- _Short problem_: Print all entries precisely as they are written.

- _Source data_:
▶

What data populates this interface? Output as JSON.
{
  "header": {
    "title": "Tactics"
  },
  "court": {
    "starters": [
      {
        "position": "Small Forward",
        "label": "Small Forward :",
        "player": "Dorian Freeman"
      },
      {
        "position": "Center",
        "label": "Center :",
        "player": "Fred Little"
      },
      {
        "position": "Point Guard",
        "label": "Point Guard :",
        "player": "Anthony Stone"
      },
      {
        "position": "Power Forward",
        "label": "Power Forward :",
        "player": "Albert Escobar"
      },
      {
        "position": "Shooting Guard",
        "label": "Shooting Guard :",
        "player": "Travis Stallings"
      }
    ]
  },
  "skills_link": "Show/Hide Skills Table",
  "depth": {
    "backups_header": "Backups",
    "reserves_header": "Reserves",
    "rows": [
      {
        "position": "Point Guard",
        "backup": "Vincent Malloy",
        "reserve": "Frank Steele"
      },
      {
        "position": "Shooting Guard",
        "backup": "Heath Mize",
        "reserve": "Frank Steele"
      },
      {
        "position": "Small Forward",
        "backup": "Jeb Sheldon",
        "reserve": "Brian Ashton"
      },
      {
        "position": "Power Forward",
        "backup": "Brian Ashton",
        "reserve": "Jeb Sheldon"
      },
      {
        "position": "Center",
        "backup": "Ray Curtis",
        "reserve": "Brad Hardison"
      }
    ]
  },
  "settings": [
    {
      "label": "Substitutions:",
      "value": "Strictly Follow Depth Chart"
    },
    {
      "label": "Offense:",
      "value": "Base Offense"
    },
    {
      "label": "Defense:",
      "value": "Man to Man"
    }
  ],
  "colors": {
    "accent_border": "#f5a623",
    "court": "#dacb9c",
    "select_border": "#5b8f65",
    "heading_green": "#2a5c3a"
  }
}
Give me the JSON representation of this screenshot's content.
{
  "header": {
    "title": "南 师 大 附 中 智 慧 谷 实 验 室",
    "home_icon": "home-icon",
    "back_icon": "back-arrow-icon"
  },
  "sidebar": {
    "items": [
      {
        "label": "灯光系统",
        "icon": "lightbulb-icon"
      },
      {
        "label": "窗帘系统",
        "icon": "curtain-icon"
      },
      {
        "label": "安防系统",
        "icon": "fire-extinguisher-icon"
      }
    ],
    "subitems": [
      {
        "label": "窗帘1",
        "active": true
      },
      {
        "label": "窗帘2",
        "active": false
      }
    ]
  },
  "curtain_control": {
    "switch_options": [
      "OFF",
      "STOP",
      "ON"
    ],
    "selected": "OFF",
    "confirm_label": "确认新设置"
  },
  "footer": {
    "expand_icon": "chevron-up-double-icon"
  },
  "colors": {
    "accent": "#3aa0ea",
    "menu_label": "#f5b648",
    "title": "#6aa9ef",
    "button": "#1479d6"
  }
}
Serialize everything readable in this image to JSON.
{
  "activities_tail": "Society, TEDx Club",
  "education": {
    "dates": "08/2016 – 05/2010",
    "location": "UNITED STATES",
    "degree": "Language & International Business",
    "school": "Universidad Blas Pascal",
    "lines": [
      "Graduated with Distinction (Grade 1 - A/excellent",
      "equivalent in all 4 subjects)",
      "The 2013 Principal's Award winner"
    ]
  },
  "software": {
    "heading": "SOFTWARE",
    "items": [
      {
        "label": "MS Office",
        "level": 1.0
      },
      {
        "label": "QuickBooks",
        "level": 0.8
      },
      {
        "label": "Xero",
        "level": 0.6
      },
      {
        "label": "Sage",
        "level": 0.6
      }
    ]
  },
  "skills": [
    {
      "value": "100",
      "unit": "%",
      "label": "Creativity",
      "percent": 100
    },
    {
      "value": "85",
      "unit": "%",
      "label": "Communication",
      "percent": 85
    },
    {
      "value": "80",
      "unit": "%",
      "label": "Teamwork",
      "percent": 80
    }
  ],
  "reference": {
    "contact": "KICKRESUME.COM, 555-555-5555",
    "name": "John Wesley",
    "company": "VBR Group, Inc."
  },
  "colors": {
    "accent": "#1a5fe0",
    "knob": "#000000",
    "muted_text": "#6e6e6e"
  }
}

◀

- _Output of the task_:
What data populates this interface? Output as JSON.
{
  "header": {
    "title": "Tactics"
  },
  "court": {
    "starters": [
      {
        "position": "Small Forward",
        "label": "Small Forward :",
        "player": "Dorian Freeman"
      },
      {
        "position": "Center",
        "label": "Center :",
        "player": "Fred Little"
      },
      {
        "position": "Point Guard",
        "label": "Point Guard :",
        "player": "Anthony Stone"
      },
      {
        "position": "Power Forward",
        "label": "Power Forward :",
        "player": "Albert Escobar"
      },
      {
        "position": "Shooting Guard",
        "label": "Shooting Guard :",
        "player": "Travis Stallings"
      }
    ]
  },
  "skills_link": "Show/Hide Skills Table",
  "depth": {
    "backups_header": "Backups",
    "reserves_header": "Reserves",
    "rows": [
      {
        "position": "Point Guard",
        "backup": "Vincent Malloy",
        "reserve": "Frank Steele"
      },
      {
        "position": "Shooting Guard",
        "backup": "Heath Mize",
        "reserve": "Frank Steele"
      },
      {
        "position": "Small Forward",
        "backup": "Jeb Sheldon",
        "reserve": "Brian Ashton"
      },
      {
        "position": "Power Forward",
        "backup": "Brian Ashton",
        "reserve": "Jeb Sheldon"
      },
      {
        "position": "Center",
        "backup": "Ray Curtis",
        "reserve": "Brad Hardison"
      }
    ]
  },
  "settings": [
    {
      "label": "Substitutions:",
      "value": "Strictly Follow Depth Chart"
    },
    {
      "label": "Offense:",
      "value": "Base Offense"
    },
    {
      "label": "Defense:",
      "value": "Man to Man"
    }
  ],
  "colors": {
    "accent_border": "#f5a623",
    "court": "#dacb9c",
    "select_border": "#5b8f65",
    "heading_green": "#2a5c3a"
  }
}
Give me the JSON representation of this screenshot's content.
{
  "header": {
    "title": "南 师 大 附 中 智 慧 谷 实 验 室",
    "home_icon": "home-icon",
    "back_icon": "back-arrow-icon"
  },
  "sidebar": {
    "items": [
      {
        "label": "灯光系统",
        "icon": "lightbulb-icon"
      },
      {
        "label": "窗帘系统",
        "icon": "curtain-icon"
      },
      {
        "label": "安防系统",
        "icon": "fire-extinguisher-icon"
      }
    ],
    "subitems": [
      {
        "label": "窗帘1",
        "active": true
      },
      {
        "label": "窗帘2",
        "active": false
      }
    ]
  },
  "curtain_control": {
    "switch_options": [
      "OFF",
      "STOP",
      "ON"
    ],
    "selected": "OFF",
    "confirm_label": "确认新设置"
  },
  "footer": {
    "expand_icon": "chevron-up-double-icon"
  },
  "colors": {
    "accent": "#3aa0ea",
    "menu_label": "#f5b648",
    "title": "#6aa9ef",
    "button": "#1479d6"
  }
}
Serialize everything readable in this image to JSON.
{
  "activities_tail": "Society, TEDx Club",
  "education": {
    "dates": "08/2016 – 05/2010",
    "location": "UNITED STATES",
    "degree": "Language & International Business",
    "school": "Universidad Blas Pascal",
    "lines": [
      "Graduated with Distinction (Grade 1 - A/excellent",
      "equivalent in all 4 subjects)",
      "The 2013 Principal's Award winner"
    ]
  },
  "software": {
    "heading": "SOFTWARE",
    "items": [
      {
        "label": "MS Office",
        "level": 1.0
      },
      {
        "label": "QuickBooks",
        "level": 0.8
      },
      {
        "label": "Xero",
        "level": 0.6
      },
      {
        "label": "Sage",
        "level": 0.6
      }
    ]
  },
  "skills": [
    {
      "value": "100",
      "unit": "%",
      "label": "Creativity",
      "percent": 100
    },
    {
      "value": "85",
      "unit": "%",
      "label": "Communication",
      "percent": 85
    },
    {
      "value": "80",
      "unit": "%",
      "label": "Teamwork",
      "percent": 80
    }
  ],
  "reference": {
    "contact": "KICKRESUME.COM, 555-555-5555",
    "name": "John Wesley",
    "company": "VBR Group, Inc."
  },
  "colors": {
    "accent": "#1a5fe0",
    "knob": "#000000",
    "muted_text": "#6e6e6e"
  }
}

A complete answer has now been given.